## WHAT YOU SHOULD DO
From the entries below, list each line with "CORRELATION".

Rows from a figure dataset
::::

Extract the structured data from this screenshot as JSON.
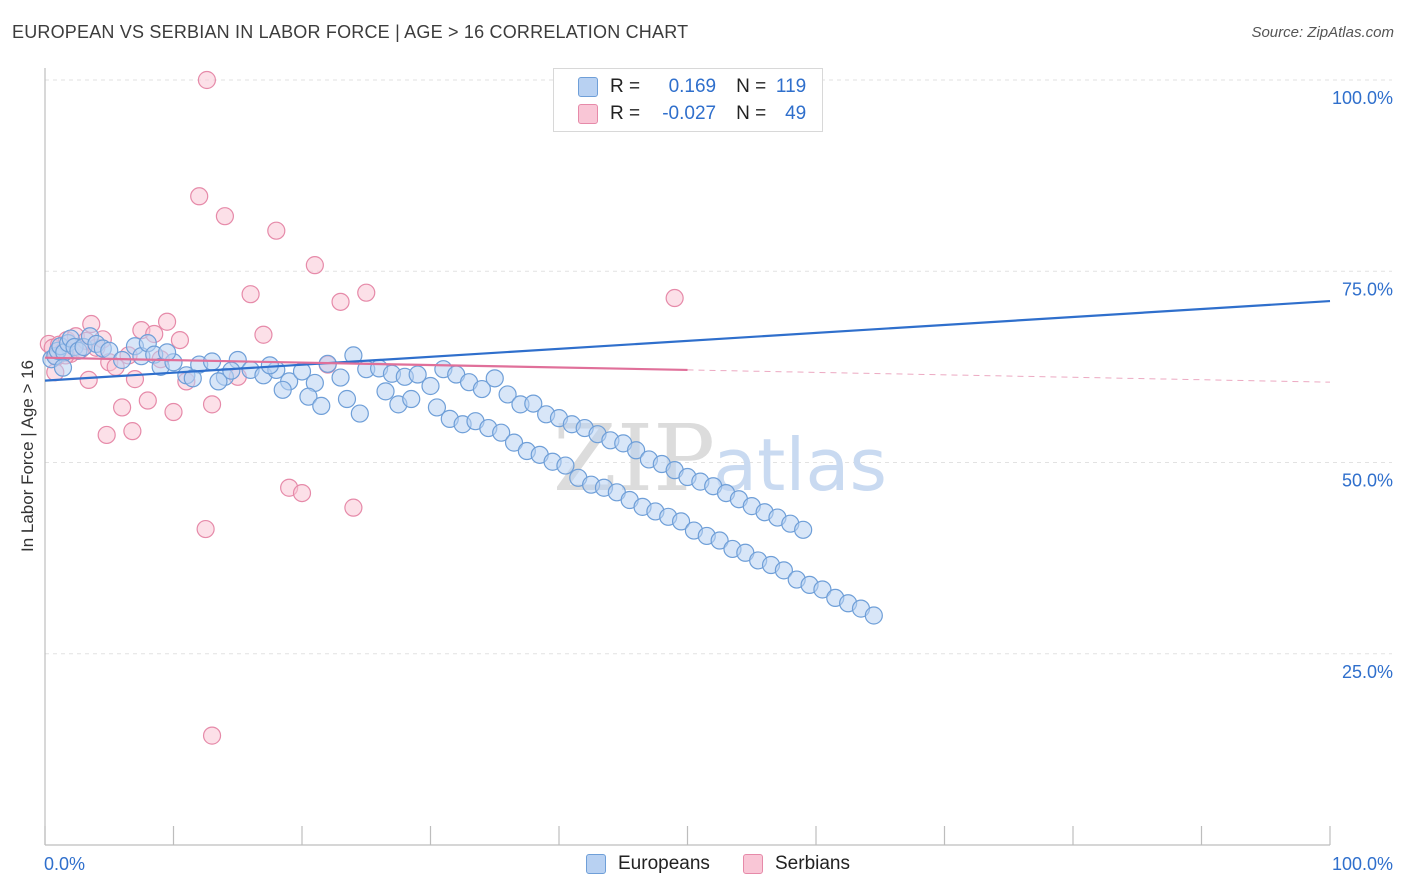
{
  "title": "EUROPEAN VS SERBIAN IN LABOR FORCE | AGE > 16 CORRELATION CHART",
  "source": "Source: ZipAtlas.com",
  "colors": {
    "europeans_fill": "#b8d1f2",
    "europeans_stroke": "#6f9fd8",
    "europeans_line": "#2f6fcc",
    "serbians_fill": "#f9c6d6",
    "serbians_stroke": "#e68aa9",
    "serbians_line": "#e0709a",
    "value_text": "#2f6fcc"
  },
  "legend": {
    "r_label": "R =",
    "n_label": "N =",
    "europeans_r": "0.169",
    "europeans_n": "119",
    "serbians_r": "-0.027",
    "serbians_n": "49"
  },
  "watermark": {
    "zip": "ZIP",
    "atlas": "atlas"
  },
  "chart_data": {
    "type": "scatter",
    "title": "EUROPEAN VS SERBIAN IN LABOR FORCE | AGE > 16 CORRELATION CHART",
    "xlabel": "",
    "ylabel": "In Labor Force | Age > 16",
    "xlim": [
      0,
      100
    ],
    "ylim": [
      0,
      100
    ],
    "x_tick_labels": [
      "0.0%",
      "100.0%"
    ],
    "y_tick_labels": [
      "25.0%",
      "50.0%",
      "75.0%",
      "100.0%"
    ],
    "y_tick_values": [
      25,
      50,
      75,
      100
    ],
    "grid": true,
    "legend_position": "top-center",
    "series": [
      {
        "name": "Europeans",
        "trend": {
          "x": [
            0,
            100
          ],
          "y": [
            60.7,
            71.1
          ]
        },
        "points": [
          [
            0.5,
            63.5
          ],
          [
            0.8,
            63.9
          ],
          [
            1.0,
            64.6
          ],
          [
            1.2,
            65.2
          ],
          [
            1.5,
            64.4
          ],
          [
            1.8,
            65.6
          ],
          [
            2.0,
            66.2
          ],
          [
            2.3,
            65.1
          ],
          [
            2.6,
            64.6
          ],
          [
            3.0,
            65.1
          ],
          [
            3.5,
            66.5
          ],
          [
            4.0,
            65.5
          ],
          [
            4.5,
            64.9
          ],
          [
            5.0,
            64.6
          ],
          [
            6.0,
            63.4
          ],
          [
            7.0,
            65.2
          ],
          [
            7.5,
            63.9
          ],
          [
            8.0,
            65.6
          ],
          [
            8.5,
            64.1
          ],
          [
            9.0,
            62.5
          ],
          [
            10.0,
            63.1
          ],
          [
            11.0,
            61.4
          ],
          [
            12.0,
            62.8
          ],
          [
            13.0,
            63.2
          ],
          [
            14.0,
            61.2
          ],
          [
            15.0,
            63.4
          ],
          [
            16.0,
            62.1
          ],
          [
            17.0,
            61.4
          ],
          [
            18.0,
            62.1
          ],
          [
            19.0,
            60.6
          ],
          [
            20.0,
            61.9
          ],
          [
            21.0,
            60.4
          ],
          [
            22.0,
            62.9
          ],
          [
            23.0,
            61.1
          ],
          [
            24.0,
            64.0
          ],
          [
            25.0,
            62.2
          ],
          [
            26.0,
            62.3
          ],
          [
            27.0,
            61.6
          ],
          [
            28.0,
            61.2
          ],
          [
            29.0,
            61.5
          ],
          [
            30.0,
            60.0
          ],
          [
            31.0,
            62.2
          ],
          [
            32.0,
            61.5
          ],
          [
            33.0,
            60.5
          ],
          [
            34.0,
            59.6
          ],
          [
            35.0,
            61.0
          ],
          [
            36.0,
            58.9
          ],
          [
            37.0,
            57.6
          ],
          [
            38.0,
            57.7
          ],
          [
            39.0,
            56.3
          ],
          [
            40.0,
            55.8
          ],
          [
            41.0,
            55.0
          ],
          [
            42.0,
            54.5
          ],
          [
            43.0,
            53.7
          ],
          [
            44.0,
            52.9
          ],
          [
            45.0,
            52.5
          ],
          [
            46.0,
            51.6
          ],
          [
            47.0,
            50.4
          ],
          [
            48.0,
            49.8
          ],
          [
            49.0,
            49.0
          ],
          [
            50.0,
            48.1
          ],
          [
            51.0,
            47.5
          ],
          [
            52.0,
            46.9
          ],
          [
            53.0,
            46.0
          ],
          [
            54.0,
            45.2
          ],
          [
            55.0,
            44.3
          ],
          [
            56.0,
            43.5
          ],
          [
            57.0,
            42.8
          ],
          [
            58.0,
            42.0
          ],
          [
            59.0,
            41.2
          ],
          [
            1.4,
            62.4
          ],
          [
            9.5,
            64.4
          ],
          [
            11.5,
            61.0
          ],
          [
            13.5,
            60.6
          ],
          [
            14.5,
            62.0
          ],
          [
            17.5,
            62.7
          ],
          [
            18.5,
            59.5
          ],
          [
            20.5,
            58.6
          ],
          [
            21.5,
            57.4
          ],
          [
            23.5,
            58.3
          ],
          [
            24.5,
            56.4
          ],
          [
            26.5,
            59.3
          ],
          [
            27.5,
            57.6
          ],
          [
            28.5,
            58.3
          ],
          [
            30.5,
            57.2
          ],
          [
            31.5,
            55.7
          ],
          [
            32.5,
            55.0
          ],
          [
            33.5,
            55.4
          ],
          [
            34.5,
            54.5
          ],
          [
            35.5,
            53.9
          ],
          [
            36.5,
            52.6
          ],
          [
            37.5,
            51.5
          ],
          [
            38.5,
            51.0
          ],
          [
            39.5,
            50.1
          ],
          [
            40.5,
            49.6
          ],
          [
            41.5,
            48.0
          ],
          [
            42.5,
            47.1
          ],
          [
            43.5,
            46.7
          ],
          [
            44.5,
            46.1
          ],
          [
            45.5,
            45.1
          ],
          [
            46.5,
            44.2
          ],
          [
            47.5,
            43.6
          ],
          [
            48.5,
            42.9
          ],
          [
            49.5,
            42.3
          ],
          [
            50.5,
            41.1
          ],
          [
            51.5,
            40.4
          ],
          [
            52.5,
            39.8
          ],
          [
            53.5,
            38.7
          ],
          [
            54.5,
            38.2
          ],
          [
            55.5,
            37.2
          ],
          [
            56.5,
            36.6
          ],
          [
            57.5,
            35.9
          ],
          [
            58.5,
            34.7
          ],
          [
            59.5,
            34.0
          ],
          [
            60.5,
            33.4
          ],
          [
            61.5,
            32.3
          ],
          [
            62.5,
            31.6
          ],
          [
            63.5,
            30.9
          ],
          [
            64.5,
            30.0
          ]
        ]
      },
      {
        "name": "Serbians",
        "trend": {
          "x": [
            0,
            50
          ],
          "y": [
            63.7,
            62.1
          ]
        },
        "points": [
          [
            0.3,
            65.5
          ],
          [
            0.6,
            65.0
          ],
          [
            0.9,
            63.8
          ],
          [
            1.1,
            65.4
          ],
          [
            1.4,
            64.5
          ],
          [
            1.7,
            66.0
          ],
          [
            2.0,
            64.2
          ],
          [
            2.4,
            66.5
          ],
          [
            2.8,
            64.8
          ],
          [
            3.2,
            65.9
          ],
          [
            3.6,
            68.1
          ],
          [
            4.0,
            65.0
          ],
          [
            4.5,
            66.1
          ],
          [
            5.0,
            63.1
          ],
          [
            5.5,
            62.5
          ],
          [
            6.0,
            57.2
          ],
          [
            6.5,
            64.0
          ],
          [
            7.0,
            60.9
          ],
          [
            7.5,
            67.3
          ],
          [
            8.0,
            58.1
          ],
          [
            8.5,
            66.8
          ],
          [
            9.0,
            63.5
          ],
          [
            9.5,
            68.4
          ],
          [
            10.0,
            56.6
          ],
          [
            10.5,
            66.0
          ],
          [
            11.0,
            60.6
          ],
          [
            12.0,
            84.8
          ],
          [
            13.0,
            57.6
          ],
          [
            14.0,
            82.2
          ],
          [
            15.0,
            61.2
          ],
          [
            16.0,
            72.0
          ],
          [
            17.0,
            66.7
          ],
          [
            18.0,
            80.3
          ],
          [
            19.0,
            46.7
          ],
          [
            20.0,
            46.0
          ],
          [
            21.0,
            75.8
          ],
          [
            22.0,
            62.8
          ],
          [
            23.0,
            71.0
          ],
          [
            24.0,
            44.1
          ],
          [
            25.0,
            72.2
          ],
          [
            0.8,
            61.8
          ],
          [
            1.6,
            64.0
          ],
          [
            3.4,
            60.8
          ],
          [
            4.8,
            53.6
          ],
          [
            6.8,
            54.1
          ],
          [
            12.5,
            41.3
          ],
          [
            13.0,
            14.3
          ],
          [
            12.6,
            100.0
          ],
          [
            49.0,
            71.5
          ]
        ]
      }
    ]
  }
}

::::

## COMPLETE OUTPUT
  "title": "EUROPEAN VS SERBIAN IN LABOR FORCE | AGE > 16 CORRELATION CHART",
    "title": "EUROPEAN VS SERBIAN IN LABOR FORCE | AGE > 16 CORRELATION CHART",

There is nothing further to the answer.